[Figure record listings]
=====
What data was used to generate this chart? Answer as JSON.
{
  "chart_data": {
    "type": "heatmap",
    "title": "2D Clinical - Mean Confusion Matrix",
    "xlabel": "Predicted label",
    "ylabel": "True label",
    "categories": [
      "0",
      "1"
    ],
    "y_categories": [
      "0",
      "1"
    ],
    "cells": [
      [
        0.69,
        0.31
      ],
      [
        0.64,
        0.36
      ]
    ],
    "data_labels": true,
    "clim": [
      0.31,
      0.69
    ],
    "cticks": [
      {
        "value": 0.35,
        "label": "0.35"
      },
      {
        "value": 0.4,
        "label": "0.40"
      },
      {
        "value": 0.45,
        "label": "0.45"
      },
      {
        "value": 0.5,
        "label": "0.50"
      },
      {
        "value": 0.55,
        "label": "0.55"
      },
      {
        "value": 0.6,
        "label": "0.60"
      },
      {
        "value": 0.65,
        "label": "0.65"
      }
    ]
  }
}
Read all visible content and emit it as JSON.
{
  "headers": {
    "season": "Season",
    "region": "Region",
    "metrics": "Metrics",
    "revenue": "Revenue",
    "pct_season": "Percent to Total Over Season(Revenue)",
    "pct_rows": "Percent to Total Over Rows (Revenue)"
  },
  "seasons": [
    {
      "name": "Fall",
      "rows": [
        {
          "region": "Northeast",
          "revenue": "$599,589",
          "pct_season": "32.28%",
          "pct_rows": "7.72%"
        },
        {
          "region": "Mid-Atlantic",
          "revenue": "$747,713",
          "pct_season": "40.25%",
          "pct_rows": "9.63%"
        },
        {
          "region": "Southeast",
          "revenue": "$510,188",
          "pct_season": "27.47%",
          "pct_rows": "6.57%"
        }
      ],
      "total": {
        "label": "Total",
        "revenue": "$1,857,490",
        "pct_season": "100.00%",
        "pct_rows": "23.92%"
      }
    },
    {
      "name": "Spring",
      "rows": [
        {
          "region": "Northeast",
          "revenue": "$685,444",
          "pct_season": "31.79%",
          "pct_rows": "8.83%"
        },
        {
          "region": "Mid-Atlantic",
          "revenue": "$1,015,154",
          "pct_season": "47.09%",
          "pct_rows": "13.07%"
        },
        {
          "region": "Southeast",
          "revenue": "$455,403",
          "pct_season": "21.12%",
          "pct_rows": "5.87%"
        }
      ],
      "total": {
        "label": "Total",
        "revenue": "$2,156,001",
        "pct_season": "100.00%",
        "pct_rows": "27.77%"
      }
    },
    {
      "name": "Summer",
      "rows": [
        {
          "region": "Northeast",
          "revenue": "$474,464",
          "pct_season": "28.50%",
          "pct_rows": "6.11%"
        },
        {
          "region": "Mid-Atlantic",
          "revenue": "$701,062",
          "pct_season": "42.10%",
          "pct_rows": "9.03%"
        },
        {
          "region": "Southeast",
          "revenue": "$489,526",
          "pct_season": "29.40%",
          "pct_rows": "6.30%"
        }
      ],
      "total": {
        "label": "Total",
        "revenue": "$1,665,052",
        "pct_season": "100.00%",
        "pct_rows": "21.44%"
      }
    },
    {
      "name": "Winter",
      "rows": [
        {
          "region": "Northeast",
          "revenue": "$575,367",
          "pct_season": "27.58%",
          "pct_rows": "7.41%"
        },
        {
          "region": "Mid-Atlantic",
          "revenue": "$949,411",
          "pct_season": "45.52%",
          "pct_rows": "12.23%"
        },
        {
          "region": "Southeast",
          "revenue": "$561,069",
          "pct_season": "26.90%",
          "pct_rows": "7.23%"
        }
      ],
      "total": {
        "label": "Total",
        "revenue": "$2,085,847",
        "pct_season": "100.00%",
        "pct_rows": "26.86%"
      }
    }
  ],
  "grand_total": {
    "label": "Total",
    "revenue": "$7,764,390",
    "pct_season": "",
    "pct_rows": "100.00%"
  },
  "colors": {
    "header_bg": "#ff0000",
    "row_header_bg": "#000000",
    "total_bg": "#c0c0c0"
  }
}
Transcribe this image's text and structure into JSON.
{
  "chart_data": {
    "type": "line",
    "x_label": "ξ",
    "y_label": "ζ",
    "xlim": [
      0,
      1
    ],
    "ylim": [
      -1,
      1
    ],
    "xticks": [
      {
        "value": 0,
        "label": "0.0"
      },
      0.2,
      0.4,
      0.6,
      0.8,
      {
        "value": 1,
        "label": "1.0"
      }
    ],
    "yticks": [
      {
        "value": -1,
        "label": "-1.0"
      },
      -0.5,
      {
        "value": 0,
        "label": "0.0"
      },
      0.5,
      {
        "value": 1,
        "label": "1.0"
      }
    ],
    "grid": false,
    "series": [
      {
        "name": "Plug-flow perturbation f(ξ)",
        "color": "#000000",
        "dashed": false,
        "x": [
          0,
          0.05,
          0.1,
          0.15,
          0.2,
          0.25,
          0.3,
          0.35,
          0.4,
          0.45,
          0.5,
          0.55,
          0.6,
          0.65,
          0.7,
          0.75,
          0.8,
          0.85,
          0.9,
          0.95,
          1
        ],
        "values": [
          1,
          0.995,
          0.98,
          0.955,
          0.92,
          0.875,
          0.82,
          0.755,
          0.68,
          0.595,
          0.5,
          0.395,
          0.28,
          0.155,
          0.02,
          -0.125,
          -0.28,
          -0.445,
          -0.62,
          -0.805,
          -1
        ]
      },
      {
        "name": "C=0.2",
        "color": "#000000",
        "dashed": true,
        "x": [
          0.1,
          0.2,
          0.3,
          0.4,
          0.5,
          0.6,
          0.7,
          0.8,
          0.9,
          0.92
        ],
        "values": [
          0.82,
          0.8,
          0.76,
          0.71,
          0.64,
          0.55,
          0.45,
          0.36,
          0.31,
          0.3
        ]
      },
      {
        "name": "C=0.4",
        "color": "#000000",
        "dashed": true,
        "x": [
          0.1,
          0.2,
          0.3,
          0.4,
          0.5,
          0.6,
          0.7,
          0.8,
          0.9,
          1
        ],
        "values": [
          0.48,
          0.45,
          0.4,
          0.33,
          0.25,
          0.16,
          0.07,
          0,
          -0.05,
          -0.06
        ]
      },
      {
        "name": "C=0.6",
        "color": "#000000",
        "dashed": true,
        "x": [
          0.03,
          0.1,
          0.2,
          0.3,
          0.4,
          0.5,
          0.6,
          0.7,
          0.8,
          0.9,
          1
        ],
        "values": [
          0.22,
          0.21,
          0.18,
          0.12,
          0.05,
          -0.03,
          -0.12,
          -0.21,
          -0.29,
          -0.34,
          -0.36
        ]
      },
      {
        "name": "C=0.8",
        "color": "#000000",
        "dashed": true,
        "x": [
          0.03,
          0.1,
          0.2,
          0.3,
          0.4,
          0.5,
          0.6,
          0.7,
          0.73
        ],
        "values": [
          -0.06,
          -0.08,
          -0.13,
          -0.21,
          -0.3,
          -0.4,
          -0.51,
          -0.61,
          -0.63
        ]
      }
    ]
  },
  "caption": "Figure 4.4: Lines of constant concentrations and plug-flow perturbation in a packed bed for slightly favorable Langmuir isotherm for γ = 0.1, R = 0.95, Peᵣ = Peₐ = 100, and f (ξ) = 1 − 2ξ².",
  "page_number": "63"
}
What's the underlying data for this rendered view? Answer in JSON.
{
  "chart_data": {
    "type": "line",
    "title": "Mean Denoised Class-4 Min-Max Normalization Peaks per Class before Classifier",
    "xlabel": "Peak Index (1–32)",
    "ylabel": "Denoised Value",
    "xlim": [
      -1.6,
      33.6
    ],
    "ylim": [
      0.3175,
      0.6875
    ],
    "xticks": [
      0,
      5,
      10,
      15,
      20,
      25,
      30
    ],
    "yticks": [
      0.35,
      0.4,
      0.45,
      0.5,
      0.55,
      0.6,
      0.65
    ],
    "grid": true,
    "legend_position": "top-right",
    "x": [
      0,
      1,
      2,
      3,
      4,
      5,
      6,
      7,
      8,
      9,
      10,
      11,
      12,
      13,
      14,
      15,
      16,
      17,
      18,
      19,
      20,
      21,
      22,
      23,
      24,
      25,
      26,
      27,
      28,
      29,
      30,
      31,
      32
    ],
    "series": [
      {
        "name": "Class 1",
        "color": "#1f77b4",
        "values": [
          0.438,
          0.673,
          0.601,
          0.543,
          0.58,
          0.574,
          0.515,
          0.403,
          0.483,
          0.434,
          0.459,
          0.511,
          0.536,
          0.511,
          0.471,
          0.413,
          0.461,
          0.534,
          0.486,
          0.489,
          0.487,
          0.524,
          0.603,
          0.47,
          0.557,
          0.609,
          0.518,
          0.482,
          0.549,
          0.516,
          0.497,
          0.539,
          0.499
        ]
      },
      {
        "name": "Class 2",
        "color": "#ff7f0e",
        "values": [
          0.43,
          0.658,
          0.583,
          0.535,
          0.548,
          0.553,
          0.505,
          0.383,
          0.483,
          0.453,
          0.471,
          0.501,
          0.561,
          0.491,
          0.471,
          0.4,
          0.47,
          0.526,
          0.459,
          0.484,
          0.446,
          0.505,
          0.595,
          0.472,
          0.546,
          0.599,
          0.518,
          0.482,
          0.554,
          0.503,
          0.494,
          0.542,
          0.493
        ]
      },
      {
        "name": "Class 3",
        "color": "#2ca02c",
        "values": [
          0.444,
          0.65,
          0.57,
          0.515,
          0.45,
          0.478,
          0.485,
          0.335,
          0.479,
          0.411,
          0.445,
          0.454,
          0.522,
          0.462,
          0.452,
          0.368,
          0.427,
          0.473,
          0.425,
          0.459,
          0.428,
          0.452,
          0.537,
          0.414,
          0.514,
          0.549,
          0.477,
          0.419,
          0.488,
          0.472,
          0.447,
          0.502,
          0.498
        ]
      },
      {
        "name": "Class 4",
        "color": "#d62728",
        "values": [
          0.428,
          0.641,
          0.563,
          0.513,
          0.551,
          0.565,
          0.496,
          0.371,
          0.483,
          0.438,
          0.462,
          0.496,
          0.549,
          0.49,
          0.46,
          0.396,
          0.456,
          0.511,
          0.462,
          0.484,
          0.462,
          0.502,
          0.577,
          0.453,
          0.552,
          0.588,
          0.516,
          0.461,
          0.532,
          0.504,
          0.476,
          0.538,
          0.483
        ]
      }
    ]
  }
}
=====
**What you are asked to do**
Among the lines of the material, find those that hold the word "Denoised" and copy them.

**Complete output**
    "title": "Mean Denoised Class-4 Min-Max Normalization Peaks per Class before Classifier",
    "ylabel": "Denoised Value",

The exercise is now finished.